» TASK OBJECTIVE: Pull out every line with the word "name".

» EXTRACTED ENTRIES:
***
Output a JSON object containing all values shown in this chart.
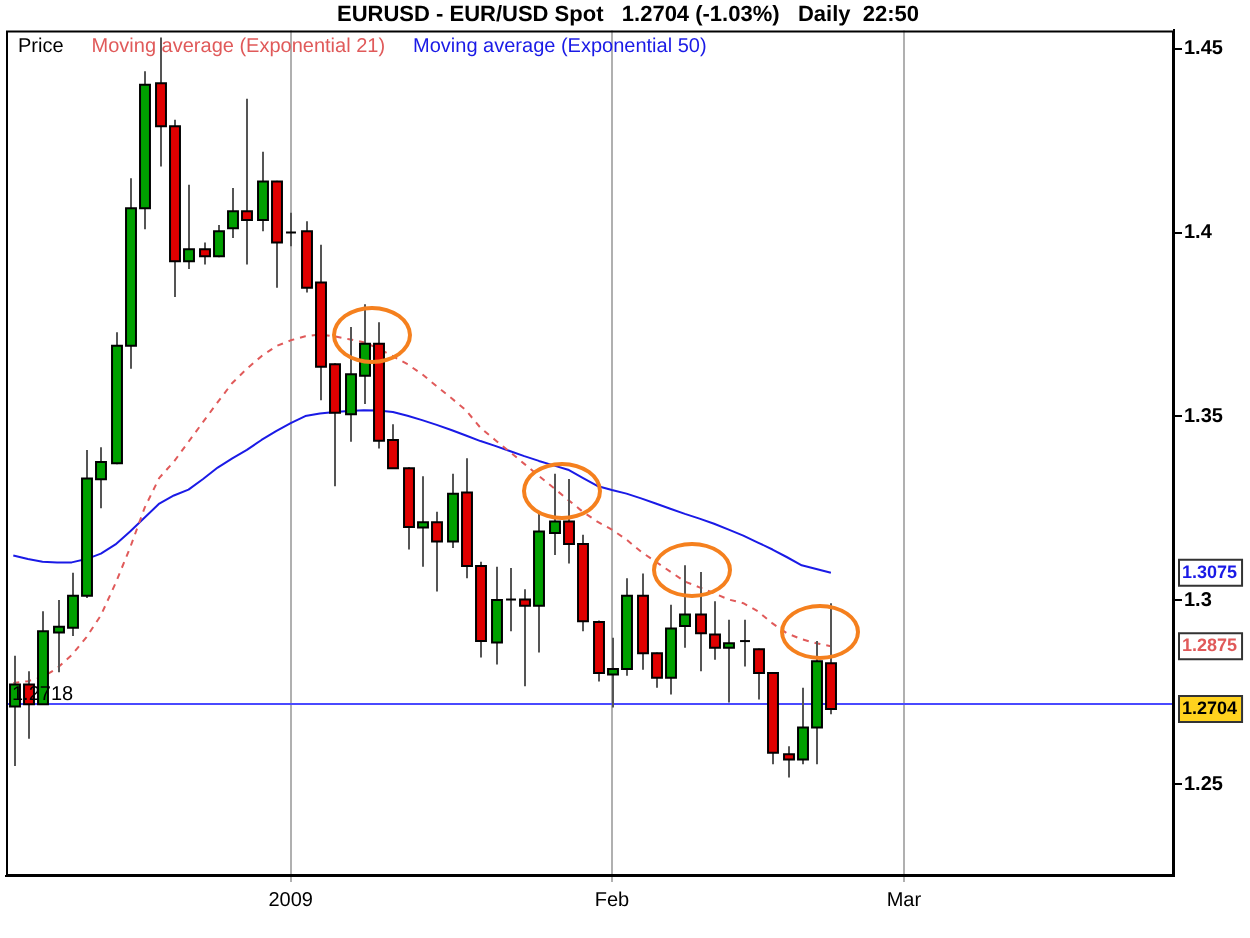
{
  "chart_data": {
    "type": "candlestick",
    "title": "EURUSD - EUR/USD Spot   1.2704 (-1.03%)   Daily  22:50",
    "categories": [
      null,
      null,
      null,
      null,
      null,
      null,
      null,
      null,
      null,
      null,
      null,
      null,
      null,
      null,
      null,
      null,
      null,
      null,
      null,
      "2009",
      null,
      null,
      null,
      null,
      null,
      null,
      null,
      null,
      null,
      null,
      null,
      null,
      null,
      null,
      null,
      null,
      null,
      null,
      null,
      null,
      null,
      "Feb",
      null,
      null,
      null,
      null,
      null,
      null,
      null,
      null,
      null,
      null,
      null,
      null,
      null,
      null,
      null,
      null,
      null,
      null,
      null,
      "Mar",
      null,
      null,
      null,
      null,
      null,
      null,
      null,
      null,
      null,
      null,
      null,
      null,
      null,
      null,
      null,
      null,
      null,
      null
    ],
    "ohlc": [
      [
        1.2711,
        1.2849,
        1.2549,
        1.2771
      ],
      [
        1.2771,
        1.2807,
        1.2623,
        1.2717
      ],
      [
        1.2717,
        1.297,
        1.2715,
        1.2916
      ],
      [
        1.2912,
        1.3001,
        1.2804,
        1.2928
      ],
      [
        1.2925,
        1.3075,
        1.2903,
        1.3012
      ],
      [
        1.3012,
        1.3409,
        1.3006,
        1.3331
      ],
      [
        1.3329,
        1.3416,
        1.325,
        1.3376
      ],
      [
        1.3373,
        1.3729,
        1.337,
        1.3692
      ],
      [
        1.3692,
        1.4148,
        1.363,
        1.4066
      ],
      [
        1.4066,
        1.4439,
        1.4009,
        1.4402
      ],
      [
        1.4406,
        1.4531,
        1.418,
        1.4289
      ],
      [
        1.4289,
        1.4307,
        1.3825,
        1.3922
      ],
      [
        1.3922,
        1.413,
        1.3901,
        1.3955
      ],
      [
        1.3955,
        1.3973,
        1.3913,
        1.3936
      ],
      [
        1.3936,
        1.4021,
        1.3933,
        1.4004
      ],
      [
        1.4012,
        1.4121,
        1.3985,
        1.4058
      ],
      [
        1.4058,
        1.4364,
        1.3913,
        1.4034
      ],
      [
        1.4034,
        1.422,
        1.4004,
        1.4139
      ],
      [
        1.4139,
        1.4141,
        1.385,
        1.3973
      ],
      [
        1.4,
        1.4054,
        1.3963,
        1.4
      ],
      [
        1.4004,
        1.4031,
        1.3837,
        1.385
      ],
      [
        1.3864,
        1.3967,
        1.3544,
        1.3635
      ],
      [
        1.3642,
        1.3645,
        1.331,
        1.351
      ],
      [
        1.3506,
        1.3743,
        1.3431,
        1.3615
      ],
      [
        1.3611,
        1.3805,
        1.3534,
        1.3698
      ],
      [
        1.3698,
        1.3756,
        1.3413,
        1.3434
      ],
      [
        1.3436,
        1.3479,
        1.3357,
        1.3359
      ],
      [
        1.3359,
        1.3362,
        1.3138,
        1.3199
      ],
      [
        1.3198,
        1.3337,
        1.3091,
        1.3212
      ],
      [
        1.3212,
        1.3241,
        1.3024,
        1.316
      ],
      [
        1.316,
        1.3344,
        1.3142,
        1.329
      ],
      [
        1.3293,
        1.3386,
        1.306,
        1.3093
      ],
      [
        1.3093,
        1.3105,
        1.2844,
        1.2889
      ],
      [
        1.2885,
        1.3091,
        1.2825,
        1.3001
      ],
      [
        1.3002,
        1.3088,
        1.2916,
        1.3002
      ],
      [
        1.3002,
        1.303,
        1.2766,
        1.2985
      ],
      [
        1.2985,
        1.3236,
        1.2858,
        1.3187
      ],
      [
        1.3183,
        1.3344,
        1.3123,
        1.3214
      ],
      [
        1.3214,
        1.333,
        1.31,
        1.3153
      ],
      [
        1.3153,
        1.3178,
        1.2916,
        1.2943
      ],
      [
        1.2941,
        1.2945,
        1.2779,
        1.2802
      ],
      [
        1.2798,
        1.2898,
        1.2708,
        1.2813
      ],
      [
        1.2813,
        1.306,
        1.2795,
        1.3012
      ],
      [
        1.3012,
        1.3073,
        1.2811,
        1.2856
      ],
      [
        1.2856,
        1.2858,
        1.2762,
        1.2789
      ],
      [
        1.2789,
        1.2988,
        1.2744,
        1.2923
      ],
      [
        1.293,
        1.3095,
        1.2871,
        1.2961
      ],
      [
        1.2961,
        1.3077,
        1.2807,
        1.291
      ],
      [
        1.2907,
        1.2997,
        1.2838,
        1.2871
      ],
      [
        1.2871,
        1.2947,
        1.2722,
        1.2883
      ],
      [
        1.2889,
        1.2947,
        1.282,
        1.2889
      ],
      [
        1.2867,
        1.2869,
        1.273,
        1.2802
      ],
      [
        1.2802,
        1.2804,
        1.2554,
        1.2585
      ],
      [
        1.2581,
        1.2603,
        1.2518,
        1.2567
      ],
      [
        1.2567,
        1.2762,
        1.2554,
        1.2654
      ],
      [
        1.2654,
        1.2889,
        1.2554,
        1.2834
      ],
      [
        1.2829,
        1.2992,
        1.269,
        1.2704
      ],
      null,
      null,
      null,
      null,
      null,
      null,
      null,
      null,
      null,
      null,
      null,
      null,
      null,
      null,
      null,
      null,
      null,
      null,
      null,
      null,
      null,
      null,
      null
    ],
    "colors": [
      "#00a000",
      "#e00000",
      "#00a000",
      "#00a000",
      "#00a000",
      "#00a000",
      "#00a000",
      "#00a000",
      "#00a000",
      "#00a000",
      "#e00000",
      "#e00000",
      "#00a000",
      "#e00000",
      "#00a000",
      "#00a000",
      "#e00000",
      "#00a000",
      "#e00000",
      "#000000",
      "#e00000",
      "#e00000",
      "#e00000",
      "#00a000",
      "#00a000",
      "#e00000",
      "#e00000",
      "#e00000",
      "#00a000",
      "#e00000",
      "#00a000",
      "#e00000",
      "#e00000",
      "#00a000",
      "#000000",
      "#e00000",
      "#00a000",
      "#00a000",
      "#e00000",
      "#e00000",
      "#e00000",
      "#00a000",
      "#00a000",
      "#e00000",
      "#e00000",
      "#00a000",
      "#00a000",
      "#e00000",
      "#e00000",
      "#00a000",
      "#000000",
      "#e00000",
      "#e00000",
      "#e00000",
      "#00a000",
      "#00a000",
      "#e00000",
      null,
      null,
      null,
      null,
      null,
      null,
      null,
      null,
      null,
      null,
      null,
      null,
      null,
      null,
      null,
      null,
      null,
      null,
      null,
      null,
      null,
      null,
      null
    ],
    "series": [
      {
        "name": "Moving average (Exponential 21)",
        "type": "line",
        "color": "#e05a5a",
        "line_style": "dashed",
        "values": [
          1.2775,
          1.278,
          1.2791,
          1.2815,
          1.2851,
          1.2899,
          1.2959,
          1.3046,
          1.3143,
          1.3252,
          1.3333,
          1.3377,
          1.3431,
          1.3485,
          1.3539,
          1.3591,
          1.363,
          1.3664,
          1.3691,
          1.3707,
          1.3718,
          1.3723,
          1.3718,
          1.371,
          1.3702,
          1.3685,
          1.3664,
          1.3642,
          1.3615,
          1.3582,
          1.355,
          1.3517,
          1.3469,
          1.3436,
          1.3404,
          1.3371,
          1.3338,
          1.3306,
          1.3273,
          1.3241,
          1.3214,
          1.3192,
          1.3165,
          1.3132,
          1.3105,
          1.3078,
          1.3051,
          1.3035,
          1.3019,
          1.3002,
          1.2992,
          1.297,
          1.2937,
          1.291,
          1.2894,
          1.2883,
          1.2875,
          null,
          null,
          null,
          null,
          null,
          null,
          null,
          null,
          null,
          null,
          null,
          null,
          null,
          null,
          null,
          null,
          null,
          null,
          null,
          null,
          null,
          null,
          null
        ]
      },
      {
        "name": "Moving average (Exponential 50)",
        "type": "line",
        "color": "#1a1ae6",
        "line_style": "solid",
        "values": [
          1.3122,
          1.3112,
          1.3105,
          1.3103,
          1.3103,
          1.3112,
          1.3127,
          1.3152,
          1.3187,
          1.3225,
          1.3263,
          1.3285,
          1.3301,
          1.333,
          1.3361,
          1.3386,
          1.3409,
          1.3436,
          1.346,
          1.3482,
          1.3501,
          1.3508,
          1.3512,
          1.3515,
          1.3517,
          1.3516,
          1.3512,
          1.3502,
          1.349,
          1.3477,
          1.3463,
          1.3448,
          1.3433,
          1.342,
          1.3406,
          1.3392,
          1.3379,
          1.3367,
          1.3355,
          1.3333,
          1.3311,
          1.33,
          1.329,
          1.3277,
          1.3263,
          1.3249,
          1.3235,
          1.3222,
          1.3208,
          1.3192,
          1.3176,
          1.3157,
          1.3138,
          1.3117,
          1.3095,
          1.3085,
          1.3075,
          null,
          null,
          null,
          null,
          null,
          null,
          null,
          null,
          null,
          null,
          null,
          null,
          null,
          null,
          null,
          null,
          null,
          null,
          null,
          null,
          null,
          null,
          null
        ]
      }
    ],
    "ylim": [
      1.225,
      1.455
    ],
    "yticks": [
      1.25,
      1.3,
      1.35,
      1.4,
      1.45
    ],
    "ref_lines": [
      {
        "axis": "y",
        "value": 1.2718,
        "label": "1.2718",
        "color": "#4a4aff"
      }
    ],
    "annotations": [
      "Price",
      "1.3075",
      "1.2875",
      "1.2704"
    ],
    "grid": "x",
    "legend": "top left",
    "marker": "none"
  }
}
***
» WORKED ANSWER:
        "name": "Moving average (Exponential 21)",
        "name": "Moving average (Exponential 50)",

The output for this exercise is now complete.